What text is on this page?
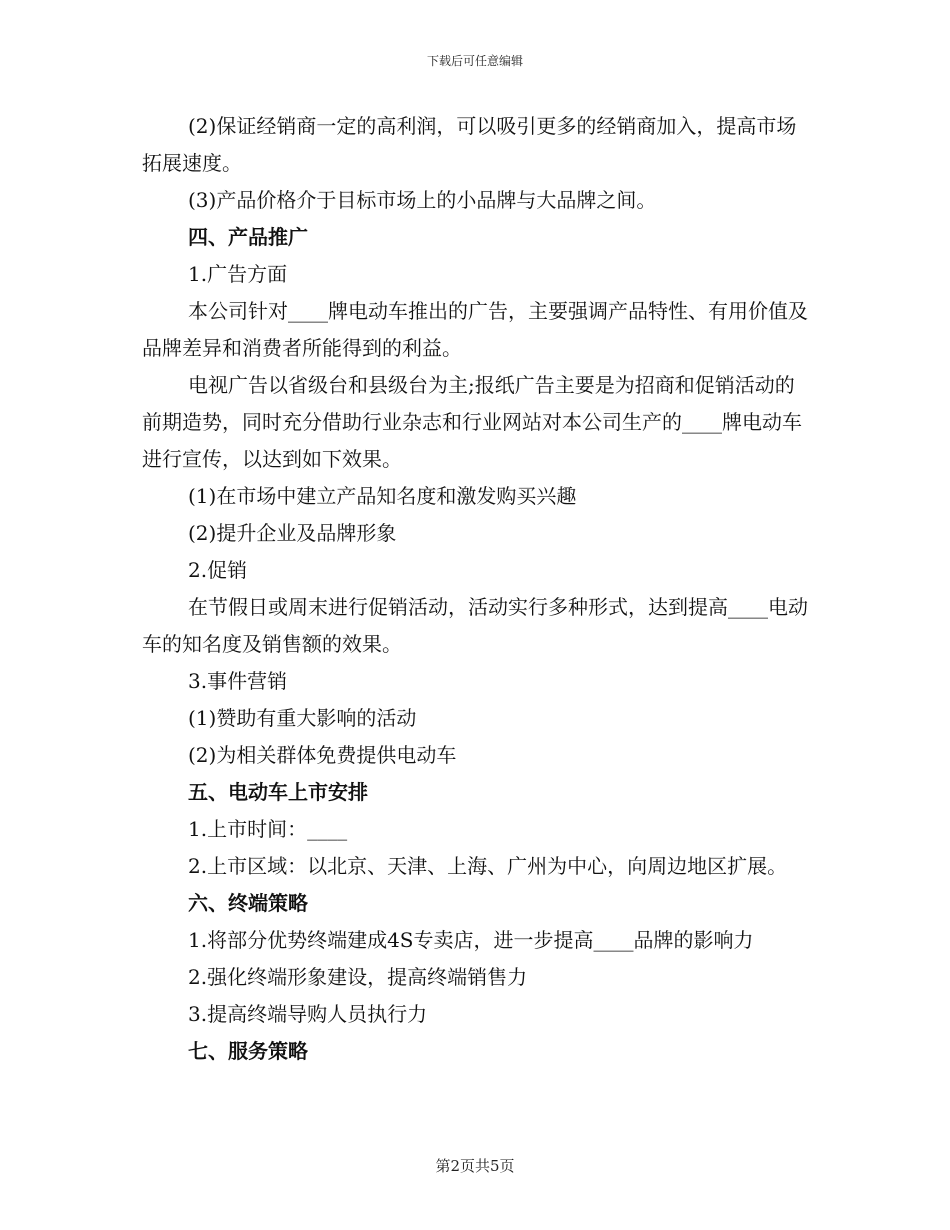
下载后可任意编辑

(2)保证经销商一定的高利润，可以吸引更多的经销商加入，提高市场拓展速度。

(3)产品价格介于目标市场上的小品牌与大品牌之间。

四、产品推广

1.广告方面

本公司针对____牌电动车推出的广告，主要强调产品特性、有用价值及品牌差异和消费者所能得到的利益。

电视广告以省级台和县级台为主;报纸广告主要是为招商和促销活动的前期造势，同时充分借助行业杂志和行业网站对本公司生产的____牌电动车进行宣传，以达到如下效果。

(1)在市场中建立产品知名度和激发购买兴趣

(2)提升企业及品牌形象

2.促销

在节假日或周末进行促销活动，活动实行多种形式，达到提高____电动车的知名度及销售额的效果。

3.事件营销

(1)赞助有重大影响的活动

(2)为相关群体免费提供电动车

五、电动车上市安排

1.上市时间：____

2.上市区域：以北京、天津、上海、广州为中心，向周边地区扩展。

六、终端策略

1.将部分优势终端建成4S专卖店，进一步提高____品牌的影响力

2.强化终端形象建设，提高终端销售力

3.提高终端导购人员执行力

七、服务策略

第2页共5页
* * *
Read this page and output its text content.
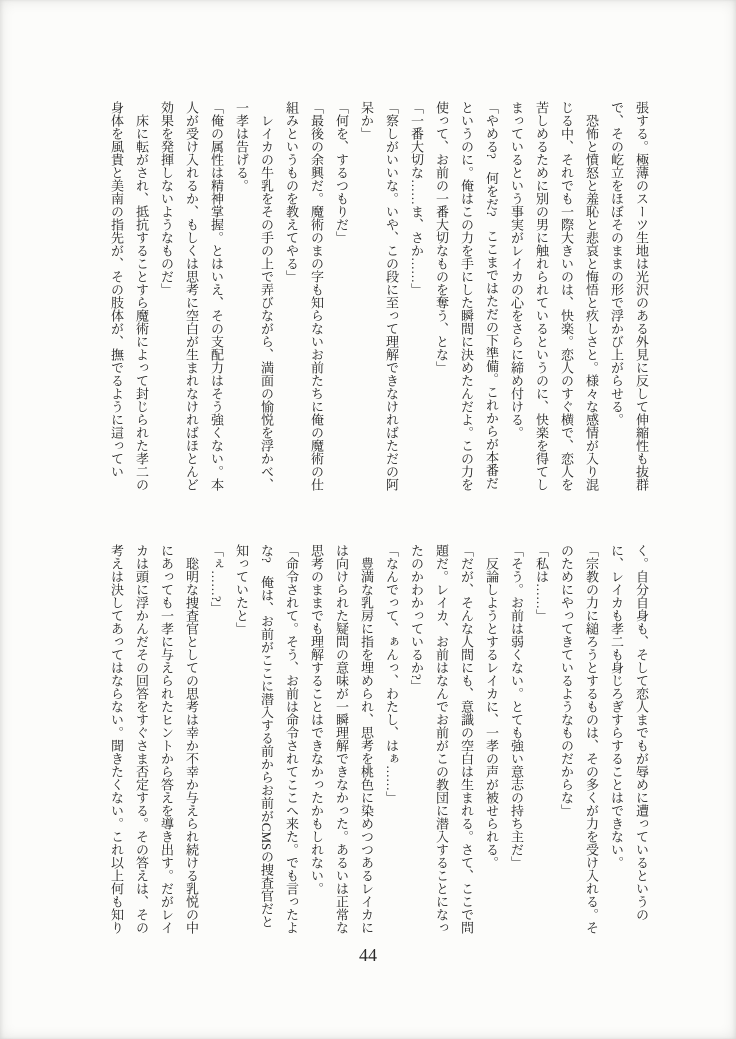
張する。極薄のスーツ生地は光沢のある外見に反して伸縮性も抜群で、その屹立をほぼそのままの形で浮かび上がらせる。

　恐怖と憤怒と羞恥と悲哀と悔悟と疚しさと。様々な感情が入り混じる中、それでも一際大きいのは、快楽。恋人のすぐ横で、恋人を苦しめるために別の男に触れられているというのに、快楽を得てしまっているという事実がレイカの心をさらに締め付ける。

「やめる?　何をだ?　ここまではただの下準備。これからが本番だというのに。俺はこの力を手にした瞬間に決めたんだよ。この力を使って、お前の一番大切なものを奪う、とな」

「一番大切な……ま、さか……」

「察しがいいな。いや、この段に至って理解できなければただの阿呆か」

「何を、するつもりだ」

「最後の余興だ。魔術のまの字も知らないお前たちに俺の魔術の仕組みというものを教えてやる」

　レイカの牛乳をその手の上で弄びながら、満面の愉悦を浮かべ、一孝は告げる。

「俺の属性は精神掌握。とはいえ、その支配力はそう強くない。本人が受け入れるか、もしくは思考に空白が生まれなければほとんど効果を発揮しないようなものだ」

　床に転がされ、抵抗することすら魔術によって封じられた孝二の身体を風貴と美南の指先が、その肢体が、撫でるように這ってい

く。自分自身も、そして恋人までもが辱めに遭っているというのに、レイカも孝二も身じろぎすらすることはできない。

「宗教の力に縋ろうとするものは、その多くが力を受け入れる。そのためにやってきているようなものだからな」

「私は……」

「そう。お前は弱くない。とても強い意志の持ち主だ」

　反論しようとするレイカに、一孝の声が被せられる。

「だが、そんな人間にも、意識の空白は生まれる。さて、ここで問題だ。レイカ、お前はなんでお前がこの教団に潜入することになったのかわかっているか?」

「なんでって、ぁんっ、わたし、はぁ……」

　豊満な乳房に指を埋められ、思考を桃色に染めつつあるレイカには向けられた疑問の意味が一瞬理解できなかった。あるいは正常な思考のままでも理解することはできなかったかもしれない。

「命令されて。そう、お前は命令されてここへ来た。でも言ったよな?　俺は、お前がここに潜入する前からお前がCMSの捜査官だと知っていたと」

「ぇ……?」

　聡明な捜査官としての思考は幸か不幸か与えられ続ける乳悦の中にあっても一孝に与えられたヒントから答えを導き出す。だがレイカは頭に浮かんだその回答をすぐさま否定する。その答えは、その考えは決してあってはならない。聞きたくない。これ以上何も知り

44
* * *
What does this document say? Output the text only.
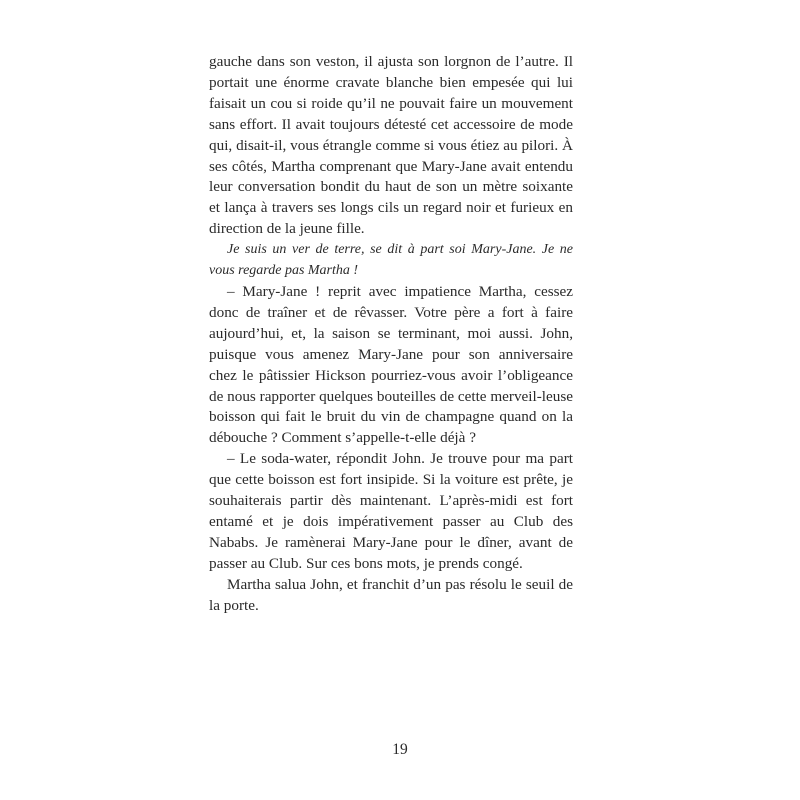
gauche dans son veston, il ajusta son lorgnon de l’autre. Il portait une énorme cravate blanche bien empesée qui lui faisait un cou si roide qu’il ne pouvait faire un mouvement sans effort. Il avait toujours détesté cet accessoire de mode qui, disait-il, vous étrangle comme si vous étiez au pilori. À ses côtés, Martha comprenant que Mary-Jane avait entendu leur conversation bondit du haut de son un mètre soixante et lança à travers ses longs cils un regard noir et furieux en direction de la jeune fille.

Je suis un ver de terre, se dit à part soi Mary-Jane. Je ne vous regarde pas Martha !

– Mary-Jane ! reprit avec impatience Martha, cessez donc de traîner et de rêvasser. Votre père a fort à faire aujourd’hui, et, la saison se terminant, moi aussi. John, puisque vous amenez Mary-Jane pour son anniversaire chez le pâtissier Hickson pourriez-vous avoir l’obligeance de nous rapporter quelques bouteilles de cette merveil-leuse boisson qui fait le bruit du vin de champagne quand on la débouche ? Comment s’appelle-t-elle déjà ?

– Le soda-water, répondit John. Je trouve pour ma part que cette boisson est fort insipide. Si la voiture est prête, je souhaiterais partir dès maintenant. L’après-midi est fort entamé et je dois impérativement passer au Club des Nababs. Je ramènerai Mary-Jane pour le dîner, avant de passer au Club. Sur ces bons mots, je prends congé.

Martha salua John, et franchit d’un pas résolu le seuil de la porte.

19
* * *
_TASK TO CARRY OUT:_ Counting only lines of the data above that hold "Martha", report the total and nothing else.

_CORRECT RESPONSE:_ 4